### Exercise
Copy out every one of the following rows character for character, keeping each on its own line.

### Rows from a dataset

________________________________________

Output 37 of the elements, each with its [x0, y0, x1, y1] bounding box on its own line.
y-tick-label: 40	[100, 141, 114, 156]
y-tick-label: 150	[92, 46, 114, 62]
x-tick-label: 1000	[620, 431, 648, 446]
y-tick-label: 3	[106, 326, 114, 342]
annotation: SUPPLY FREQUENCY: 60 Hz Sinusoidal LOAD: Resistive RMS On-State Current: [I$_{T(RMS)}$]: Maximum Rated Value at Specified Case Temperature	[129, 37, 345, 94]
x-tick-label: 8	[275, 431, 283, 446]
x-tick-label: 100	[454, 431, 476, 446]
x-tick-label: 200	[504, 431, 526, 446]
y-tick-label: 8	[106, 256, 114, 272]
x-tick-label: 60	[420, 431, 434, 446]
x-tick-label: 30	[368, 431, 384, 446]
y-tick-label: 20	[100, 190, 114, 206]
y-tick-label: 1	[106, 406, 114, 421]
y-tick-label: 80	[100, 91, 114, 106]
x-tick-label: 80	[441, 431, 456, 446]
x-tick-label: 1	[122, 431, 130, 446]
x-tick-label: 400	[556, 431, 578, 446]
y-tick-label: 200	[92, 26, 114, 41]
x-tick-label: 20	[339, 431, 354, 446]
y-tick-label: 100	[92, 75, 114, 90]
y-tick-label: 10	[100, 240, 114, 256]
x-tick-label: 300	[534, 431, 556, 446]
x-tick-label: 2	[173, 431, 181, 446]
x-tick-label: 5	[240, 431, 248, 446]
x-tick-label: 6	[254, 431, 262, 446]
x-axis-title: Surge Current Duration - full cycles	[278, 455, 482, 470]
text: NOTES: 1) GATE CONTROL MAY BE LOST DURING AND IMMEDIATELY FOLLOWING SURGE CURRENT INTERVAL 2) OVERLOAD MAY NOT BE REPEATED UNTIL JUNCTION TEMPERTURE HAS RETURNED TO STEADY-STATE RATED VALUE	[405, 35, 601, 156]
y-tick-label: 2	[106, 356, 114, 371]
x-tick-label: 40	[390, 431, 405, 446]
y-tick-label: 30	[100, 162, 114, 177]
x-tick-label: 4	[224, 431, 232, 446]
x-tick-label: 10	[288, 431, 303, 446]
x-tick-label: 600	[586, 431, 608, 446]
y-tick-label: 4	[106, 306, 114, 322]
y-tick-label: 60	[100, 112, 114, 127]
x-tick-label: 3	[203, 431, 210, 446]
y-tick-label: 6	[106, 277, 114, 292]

________________________________________

### Output below
Output 37 of the elements, each with its [x0, y0, x1, y1] bounding box on its own line.
y-tick-label: 40	[100, 141, 114, 156]
y-tick-label: 150	[92, 46, 114, 62]
x-tick-label: 1000	[620, 431, 648, 446]
y-tick-label: 3	[106, 326, 114, 342]
annotation: SUPPLY FREQUENCY: 60 Hz Sinusoidal LOAD: Resistive RMS On-State Current: [I$_{T(RMS)}$]: Maximum Rated Value at Specified Case Temperature	[129, 37, 345, 94]
x-tick-label: 8	[275, 431, 283, 446]
x-tick-label: 100	[454, 431, 476, 446]
x-tick-label: 200	[504, 431, 526, 446]
y-tick-label: 8	[106, 256, 114, 272]
x-tick-label: 60	[420, 431, 434, 446]
x-tick-label: 30	[368, 431, 384, 446]
y-tick-label: 20	[100, 190, 114, 206]
y-tick-label: 1	[106, 406, 114, 421]
y-tick-label: 80	[100, 91, 114, 106]
x-tick-label: 80	[441, 431, 456, 446]
x-tick-label: 1	[122, 431, 130, 446]
x-tick-label: 400	[556, 431, 578, 446]
y-tick-label: 200	[92, 26, 114, 41]
x-tick-label: 20	[339, 431, 354, 446]
y-tick-label: 100	[92, 75, 114, 90]
y-tick-label: 10	[100, 240, 114, 256]
x-tick-label: 300	[534, 431, 556, 446]
x-tick-label: 2	[173, 431, 181, 446]
x-tick-label: 5	[240, 431, 248, 446]
x-tick-label: 6	[254, 431, 262, 446]
x-axis-title: Surge Current Duration - full cycles	[278, 455, 482, 470]
text: NOTES: 1) GATE CONTROL MAY BE LOST DURING AND IMMEDIATELY FOLLOWING SURGE CURRENT INTERVAL 2) OVERLOAD MAY NOT BE REPEATED UNTIL JUNCTION TEMPERTURE HAS RETURNED TO STEADY-STATE RATED VALUE	[405, 35, 601, 156]
y-tick-label: 2	[106, 356, 114, 371]
x-tick-label: 40	[390, 431, 405, 446]
y-tick-label: 30	[100, 162, 114, 177]
x-tick-label: 4	[224, 431, 232, 446]
x-tick-label: 10	[288, 431, 303, 446]
x-tick-label: 600	[586, 431, 608, 446]
y-tick-label: 4	[106, 306, 114, 322]
y-tick-label: 60	[100, 112, 114, 127]
x-tick-label: 3	[203, 431, 210, 446]
y-tick-label: 6	[106, 277, 114, 292]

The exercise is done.